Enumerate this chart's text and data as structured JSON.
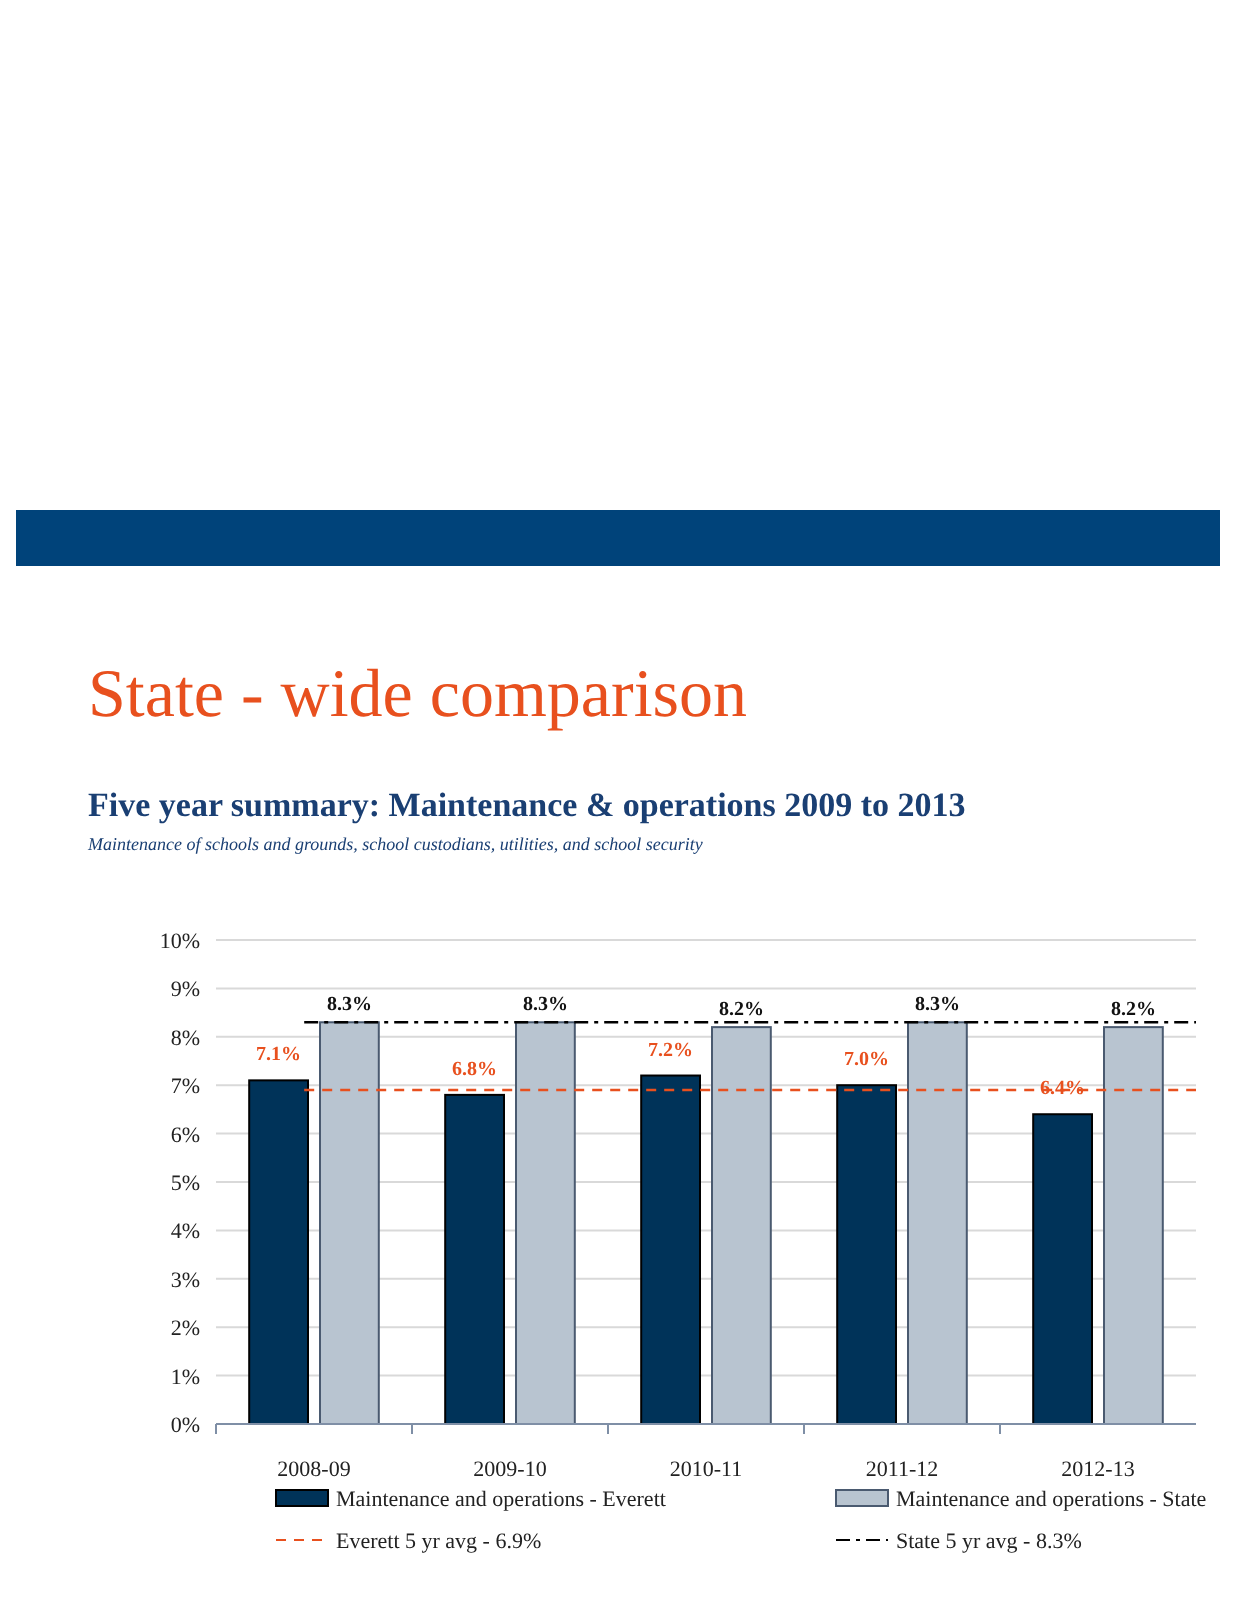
{
  "chart_data": {
    "type": "bar",
    "title": "State - wide comparison",
    "subtitle": "Five year summary: Maintenance & operations 2009 to 2013",
    "annotations": [
      "Maintenance of schools and grounds, school custodians, utilities, and school security"
    ],
    "categories": [
      "2008-09",
      "2009-10",
      "2010-11",
      "2011-12",
      "2012-13"
    ],
    "series": [
      {
        "name": "Maintenance and operations - Everett",
        "color": "#003359",
        "values": [
          7.1,
          6.8,
          7.2,
          7.0,
          6.4
        ],
        "value_labels": [
          "7.1%",
          "6.8%",
          "7.2%",
          "7.0%",
          "6.4%"
        ]
      },
      {
        "name": "Maintenance and operations - State",
        "color": "#b8c4d0",
        "values": [
          8.3,
          8.3,
          8.2,
          8.3,
          8.2
        ],
        "value_labels": [
          "8.3%",
          "8.3%",
          "8.2%",
          "8.3%",
          "8.2%"
        ]
      }
    ],
    "ylim": [
      0,
      10
    ],
    "yticks": [
      {
        "value": 0,
        "label": "0%"
      },
      {
        "value": 1,
        "label": "1%"
      },
      {
        "value": 2,
        "label": "2%"
      },
      {
        "value": 3,
        "label": "3%"
      },
      {
        "value": 4,
        "label": "4%"
      },
      {
        "value": 5,
        "label": "5%"
      },
      {
        "value": 6,
        "label": "6%"
      },
      {
        "value": 7,
        "label": "7%"
      },
      {
        "value": 8,
        "label": "8%"
      },
      {
        "value": 9,
        "label": "9%"
      },
      {
        "value": 10,
        "label": "10%"
      }
    ],
    "ref_lines": [
      {
        "axis": "y",
        "value": 6.9,
        "label": "Everett 5 yr avg - 6.9%",
        "color": "#e8501e",
        "line_style": "dashed"
      },
      {
        "axis": "y",
        "value": 8.3,
        "label": "State 5 yr avg - 8.3%",
        "color": "#000000",
        "line_style": "dashdot"
      }
    ],
    "grid": "y",
    "legend": "bottom"
  }
}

··········

Stated goal:
All records must be output exactly as they are, except for the pictures, which are left out.

Reply to the task:
Enumerate this chart's text and data as structured JSON.
{
  "chart_data": {
    "type": "bar",
    "title": "State - wide comparison",
    "subtitle": "Five year summary: Maintenance & operations 2009 to 2013",
    "annotations": [
      "Maintenance of schools and grounds, school custodians, utilities, and school security"
    ],
    "categories": [
      "2008-09",
      "2009-10",
      "2010-11",
      "2011-12",
      "2012-13"
    ],
    "series": [
      {
        "name": "Maintenance and operations - Everett",
        "color": "#003359",
        "values": [
          7.1,
          6.8,
          7.2,
          7.0,
          6.4
        ],
        "value_labels": [
          "7.1%",
          "6.8%",
          "7.2%",
          "7.0%",
          "6.4%"
        ]
      },
      {
        "name": "Maintenance and operations - State",
        "color": "#b8c4d0",
        "values": [
          8.3,
          8.3,
          8.2,
          8.3,
          8.2
        ],
        "value_labels": [
          "8.3%",
          "8.3%",
          "8.2%",
          "8.3%",
          "8.2%"
        ]
      }
    ],
    "ylim": [
      0,
      10
    ],
    "yticks": [
      {
        "value": 0,
        "label": "0%"
      },
      {
        "value": 1,
        "label": "1%"
      },
      {
        "value": 2,
        "label": "2%"
      },
      {
        "value": 3,
        "label": "3%"
      },
      {
        "value": 4,
        "label": "4%"
      },
      {
        "value": 5,
        "label": "5%"
      },
      {
        "value": 6,
        "label": "6%"
      },
      {
        "value": 7,
        "label": "7%"
      },
      {
        "value": 8,
        "label": "8%"
      },
      {
        "value": 9,
        "label": "9%"
      },
      {
        "value": 10,
        "label": "10%"
      }
    ],
    "ref_lines": [
      {
        "axis": "y",
        "value": 6.9,
        "label": "Everett 5 yr avg - 6.9%",
        "color": "#e8501e",
        "line_style": "dashed"
      },
      {
        "axis": "y",
        "value": 8.3,
        "label": "State 5 yr avg - 8.3%",
        "color": "#000000",
        "line_style": "dashdot"
      }
    ],
    "grid": "y",
    "legend": "bottom"
  }
}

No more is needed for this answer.